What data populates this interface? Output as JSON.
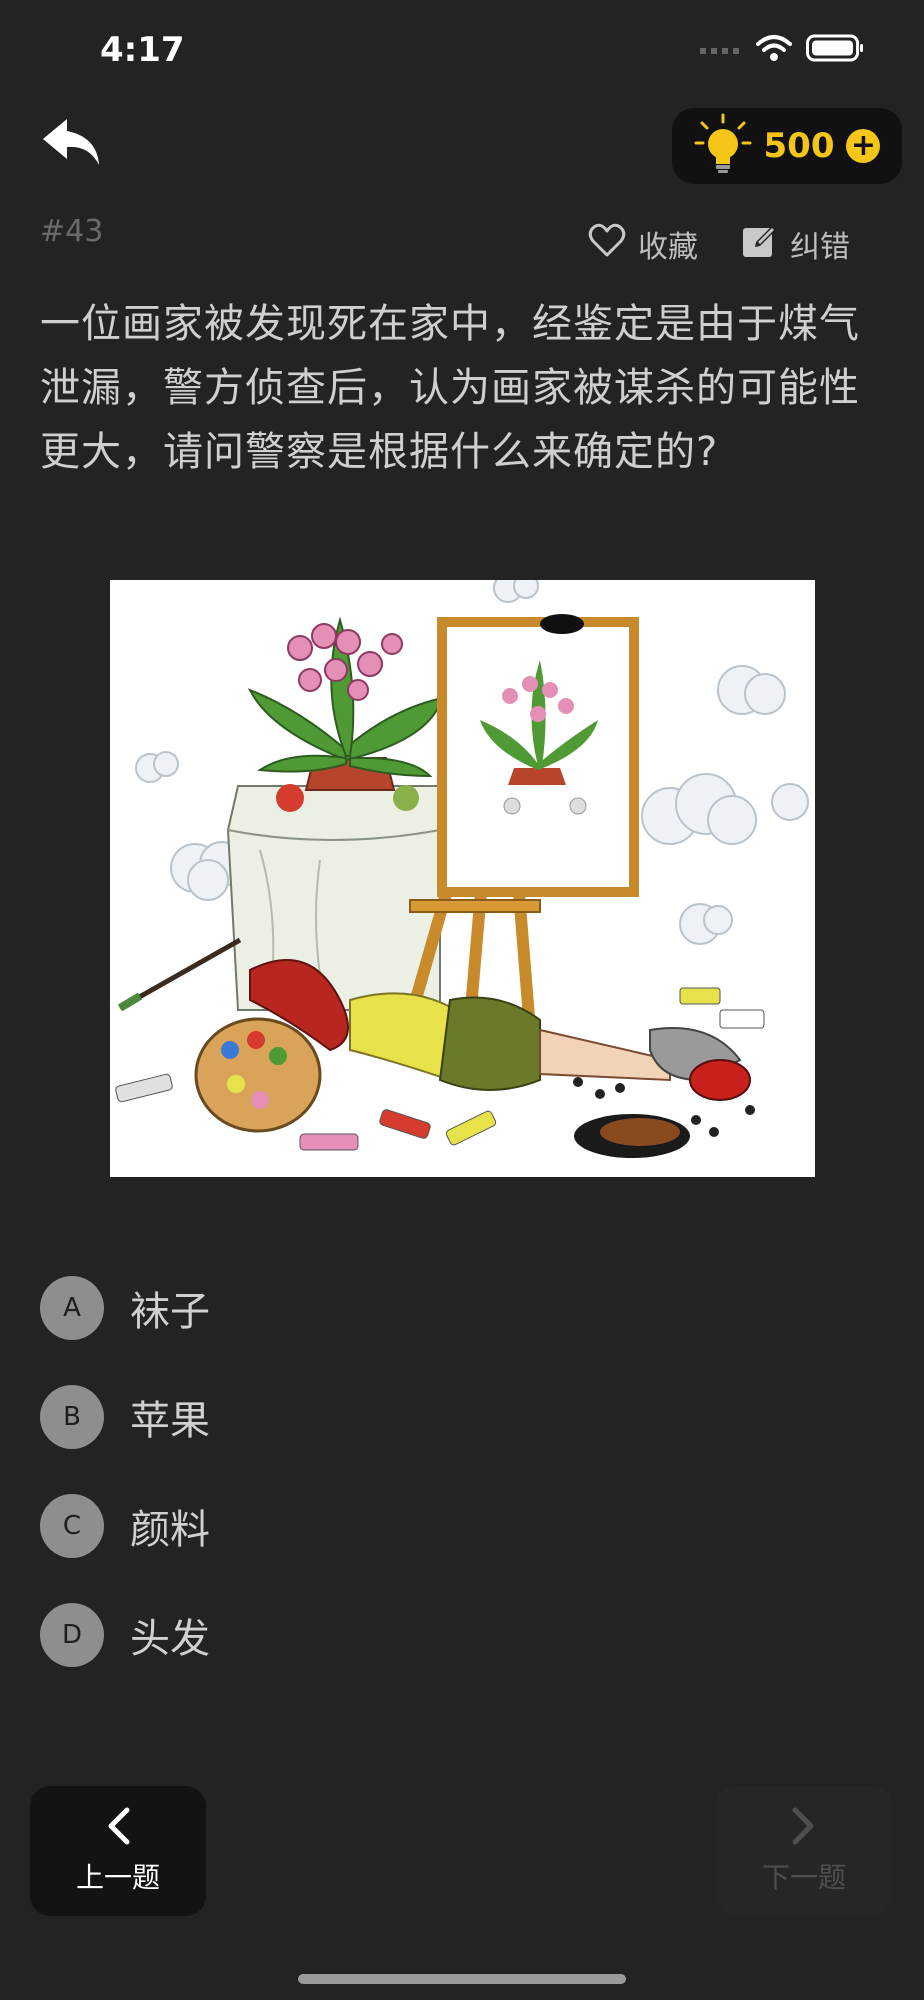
{
  "status_bar": {
    "time": "4:17"
  },
  "header": {
    "hint_count": "500",
    "plus_symbol": "+"
  },
  "question": {
    "number": "#43",
    "favorite_label": "收藏",
    "report_label": "纠错",
    "text": "一位画家被发现死在家中，经鉴定是由于煤气泄漏，警方侦查后，认为画家被谋杀的可能性更大，请问警察是根据什么来确定的?"
  },
  "options": [
    {
      "letter": "A",
      "text": "袜子"
    },
    {
      "letter": "B",
      "text": "苹果"
    },
    {
      "letter": "C",
      "text": "颜料"
    },
    {
      "letter": "D",
      "text": "头发"
    }
  ],
  "navigation": {
    "prev_label": "上一题",
    "next_label": "下一题"
  },
  "colors": {
    "background": "#232323",
    "accent": "#f5c518",
    "disabled": "#4e4e4e"
  },
  "icons": {
    "back": "reply-arrow-icon",
    "hint": "lightbulb-icon",
    "favorite": "heart-icon",
    "report": "edit-icon",
    "prev": "chevron-left-icon",
    "next": "chevron-right-icon"
  }
}
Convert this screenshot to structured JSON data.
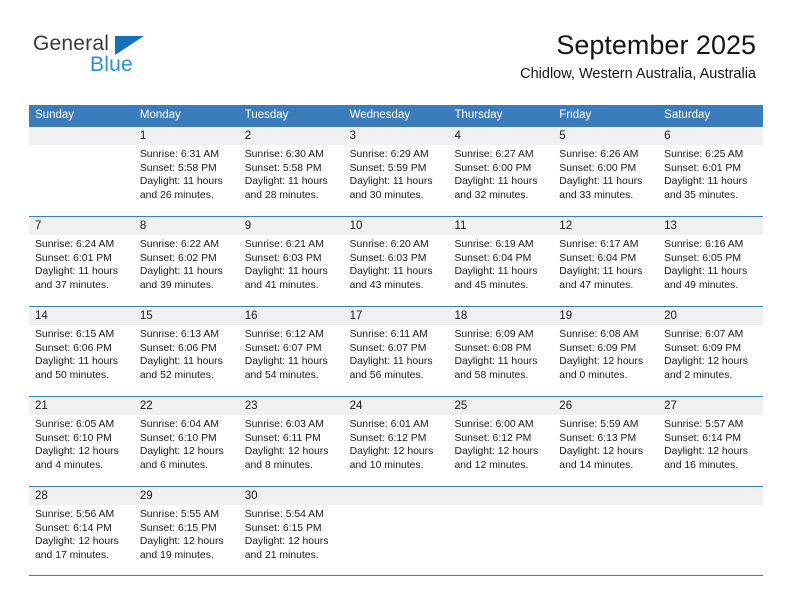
{
  "brand": {
    "name_top": "General",
    "name_bottom": "Blue",
    "triangle_color": "#1271b8",
    "blue_text_color": "#2a8fd8"
  },
  "header": {
    "title": "September 2025",
    "subtitle": "Chidlow, Western Australia, Australia",
    "header_bg_color": "#3b7cbd",
    "day_band_color": "#f0f0f0"
  },
  "weekdays": [
    "Sunday",
    "Monday",
    "Tuesday",
    "Wednesday",
    "Thursday",
    "Friday",
    "Saturday"
  ],
  "weeks": [
    [
      {
        "day": "",
        "sunrise": "",
        "sunset": "",
        "daylight_line1": "",
        "daylight_line2": "",
        "empty": true
      },
      {
        "day": "1",
        "sunrise": "Sunrise: 6:31 AM",
        "sunset": "Sunset: 5:58 PM",
        "daylight_line1": "Daylight: 11 hours",
        "daylight_line2": "and 26 minutes."
      },
      {
        "day": "2",
        "sunrise": "Sunrise: 6:30 AM",
        "sunset": "Sunset: 5:58 PM",
        "daylight_line1": "Daylight: 11 hours",
        "daylight_line2": "and 28 minutes."
      },
      {
        "day": "3",
        "sunrise": "Sunrise: 6:29 AM",
        "sunset": "Sunset: 5:59 PM",
        "daylight_line1": "Daylight: 11 hours",
        "daylight_line2": "and 30 minutes."
      },
      {
        "day": "4",
        "sunrise": "Sunrise: 6:27 AM",
        "sunset": "Sunset: 6:00 PM",
        "daylight_line1": "Daylight: 11 hours",
        "daylight_line2": "and 32 minutes."
      },
      {
        "day": "5",
        "sunrise": "Sunrise: 6:26 AM",
        "sunset": "Sunset: 6:00 PM",
        "daylight_line1": "Daylight: 11 hours",
        "daylight_line2": "and 33 minutes."
      },
      {
        "day": "6",
        "sunrise": "Sunrise: 6:25 AM",
        "sunset": "Sunset: 6:01 PM",
        "daylight_line1": "Daylight: 11 hours",
        "daylight_line2": "and 35 minutes."
      }
    ],
    [
      {
        "day": "7",
        "sunrise": "Sunrise: 6:24 AM",
        "sunset": "Sunset: 6:01 PM",
        "daylight_line1": "Daylight: 11 hours",
        "daylight_line2": "and 37 minutes."
      },
      {
        "day": "8",
        "sunrise": "Sunrise: 6:22 AM",
        "sunset": "Sunset: 6:02 PM",
        "daylight_line1": "Daylight: 11 hours",
        "daylight_line2": "and 39 minutes."
      },
      {
        "day": "9",
        "sunrise": "Sunrise: 6:21 AM",
        "sunset": "Sunset: 6:03 PM",
        "daylight_line1": "Daylight: 11 hours",
        "daylight_line2": "and 41 minutes."
      },
      {
        "day": "10",
        "sunrise": "Sunrise: 6:20 AM",
        "sunset": "Sunset: 6:03 PM",
        "daylight_line1": "Daylight: 11 hours",
        "daylight_line2": "and 43 minutes."
      },
      {
        "day": "11",
        "sunrise": "Sunrise: 6:19 AM",
        "sunset": "Sunset: 6:04 PM",
        "daylight_line1": "Daylight: 11 hours",
        "daylight_line2": "and 45 minutes."
      },
      {
        "day": "12",
        "sunrise": "Sunrise: 6:17 AM",
        "sunset": "Sunset: 6:04 PM",
        "daylight_line1": "Daylight: 11 hours",
        "daylight_line2": "and 47 minutes."
      },
      {
        "day": "13",
        "sunrise": "Sunrise: 6:16 AM",
        "sunset": "Sunset: 6:05 PM",
        "daylight_line1": "Daylight: 11 hours",
        "daylight_line2": "and 49 minutes."
      }
    ],
    [
      {
        "day": "14",
        "sunrise": "Sunrise: 6:15 AM",
        "sunset": "Sunset: 6:06 PM",
        "daylight_line1": "Daylight: 11 hours",
        "daylight_line2": "and 50 minutes."
      },
      {
        "day": "15",
        "sunrise": "Sunrise: 6:13 AM",
        "sunset": "Sunset: 6:06 PM",
        "daylight_line1": "Daylight: 11 hours",
        "daylight_line2": "and 52 minutes."
      },
      {
        "day": "16",
        "sunrise": "Sunrise: 6:12 AM",
        "sunset": "Sunset: 6:07 PM",
        "daylight_line1": "Daylight: 11 hours",
        "daylight_line2": "and 54 minutes."
      },
      {
        "day": "17",
        "sunrise": "Sunrise: 6:11 AM",
        "sunset": "Sunset: 6:07 PM",
        "daylight_line1": "Daylight: 11 hours",
        "daylight_line2": "and 56 minutes."
      },
      {
        "day": "18",
        "sunrise": "Sunrise: 6:09 AM",
        "sunset": "Sunset: 6:08 PM",
        "daylight_line1": "Daylight: 11 hours",
        "daylight_line2": "and 58 minutes."
      },
      {
        "day": "19",
        "sunrise": "Sunrise: 6:08 AM",
        "sunset": "Sunset: 6:09 PM",
        "daylight_line1": "Daylight: 12 hours",
        "daylight_line2": "and 0 minutes."
      },
      {
        "day": "20",
        "sunrise": "Sunrise: 6:07 AM",
        "sunset": "Sunset: 6:09 PM",
        "daylight_line1": "Daylight: 12 hours",
        "daylight_line2": "and 2 minutes."
      }
    ],
    [
      {
        "day": "21",
        "sunrise": "Sunrise: 6:05 AM",
        "sunset": "Sunset: 6:10 PM",
        "daylight_line1": "Daylight: 12 hours",
        "daylight_line2": "and 4 minutes."
      },
      {
        "day": "22",
        "sunrise": "Sunrise: 6:04 AM",
        "sunset": "Sunset: 6:10 PM",
        "daylight_line1": "Daylight: 12 hours",
        "daylight_line2": "and 6 minutes."
      },
      {
        "day": "23",
        "sunrise": "Sunrise: 6:03 AM",
        "sunset": "Sunset: 6:11 PM",
        "daylight_line1": "Daylight: 12 hours",
        "daylight_line2": "and 8 minutes."
      },
      {
        "day": "24",
        "sunrise": "Sunrise: 6:01 AM",
        "sunset": "Sunset: 6:12 PM",
        "daylight_line1": "Daylight: 12 hours",
        "daylight_line2": "and 10 minutes."
      },
      {
        "day": "25",
        "sunrise": "Sunrise: 6:00 AM",
        "sunset": "Sunset: 6:12 PM",
        "daylight_line1": "Daylight: 12 hours",
        "daylight_line2": "and 12 minutes."
      },
      {
        "day": "26",
        "sunrise": "Sunrise: 5:59 AM",
        "sunset": "Sunset: 6:13 PM",
        "daylight_line1": "Daylight: 12 hours",
        "daylight_line2": "and 14 minutes."
      },
      {
        "day": "27",
        "sunrise": "Sunrise: 5:57 AM",
        "sunset": "Sunset: 6:14 PM",
        "daylight_line1": "Daylight: 12 hours",
        "daylight_line2": "and 16 minutes."
      }
    ],
    [
      {
        "day": "28",
        "sunrise": "Sunrise: 5:56 AM",
        "sunset": "Sunset: 6:14 PM",
        "daylight_line1": "Daylight: 12 hours",
        "daylight_line2": "and 17 minutes."
      },
      {
        "day": "29",
        "sunrise": "Sunrise: 5:55 AM",
        "sunset": "Sunset: 6:15 PM",
        "daylight_line1": "Daylight: 12 hours",
        "daylight_line2": "and 19 minutes."
      },
      {
        "day": "30",
        "sunrise": "Sunrise: 5:54 AM",
        "sunset": "Sunset: 6:15 PM",
        "daylight_line1": "Daylight: 12 hours",
        "daylight_line2": "and 21 minutes."
      },
      {
        "day": "",
        "sunrise": "",
        "sunset": "",
        "daylight_line1": "",
        "daylight_line2": "",
        "empty": true
      },
      {
        "day": "",
        "sunrise": "",
        "sunset": "",
        "daylight_line1": "",
        "daylight_line2": "",
        "empty": true
      },
      {
        "day": "",
        "sunrise": "",
        "sunset": "",
        "daylight_line1": "",
        "daylight_line2": "",
        "empty": true
      },
      {
        "day": "",
        "sunrise": "",
        "sunset": "",
        "daylight_line1": "",
        "daylight_line2": "",
        "empty": true
      }
    ]
  ]
}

☆ ☆ ☆ ☆ ☆

• _DIRECTION_
Where a line of the material above holds the string "data", copy that line.

• _RESULT FOR THIS TASK_
What data populates this interface? Output as JSON.
Convert this screenshot to structured JSON data.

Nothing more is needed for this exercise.